▶ Required actions:
A. Return, word for word, the passage of the gradient optimization page starting at "We can visualize" and ending at "np.concatenate([xx[:,:,None], yy[:,:,None]], axis=-1)".
B. Decide whether each statement agrees with the gradient optimization page, answering yes or no and quoting the deciding words: (i) the contour plot is drawn with 100 levels; (ii) the section introduces three topics; (iii) the gradient of f is described as hard to compute by hand.

▶ Selected extract:
******
Optimization Using Gradient ✅

In this section, we will introduce two different topics:

Optimization using gradient based methods.
PyTorch API for managing gradient computation automatically.

import numpy as np
import torch
import matplotlib.pyplot as pl

1 Potential function

A potential function \(f\) is a function mapping from a vector space to a scalar.

\[ f : \mathbb{R}^n \to \mathbb{R} \]

Consider an example of:

\[ f : \mathbb{R}^2 \to \mathbb{R} : (x_1, x_2) \mapsto (x_1^2 + x_2^2) \]

def f(x):
    return x[0] ** 2 + 2 * x[1] ** 2

We can visualize this 2D potential function with a contour plot.

xs = np.linspace(-6, 4, 100)
ys = np.linspace(-6, 4, 100)

xx, yy = np.meshgrid(xs, ys)
coord = np.concatenate([xx[:,:,None], yy[:,:,None]], axis=-1)
coord = coord.reshape(-1, 2).T

z = f(coord)
z = z.reshape(100,100)

pl.set_cmap(pl.get_cmap('jet'))
pl.contourf(xx, yy, z, levels=100)
ax = pl.gca()
ax.set_aspect('equal');

2 Gradient Based Optimization

The gradient of \(f\) is easy to compute by hand:

\[ g= \nabla f(x_1, x_2) = \left[\begin{array}{c} 2x_1 \\ 4x_2 \end{array}\right] \]

def g(x):
    return np.array([2*x[0], 4*x[1]])
******
▶ Raw data:
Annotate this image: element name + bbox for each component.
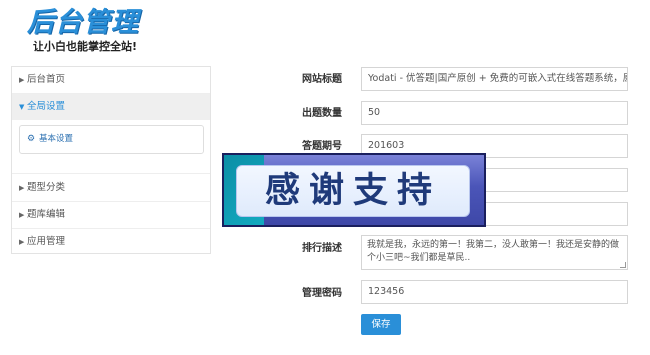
******
▶ Answers for the exercise:
A.
We can visualize this 2D potential function with a contour plot.

xs = np.linspace(-6, 4, 100)
ys = np.linspace(-6, 4, 100)

xx, yy = np.meshgrid(xs, ys)
coord = np.concatenate([xx[:,:,None], yy[:,:,None]], axis=-1)

B.
(i) Yes: "levels=100"
(ii) No: "we will introduce two different topics"
(iii) No: "is easy to compute by hand"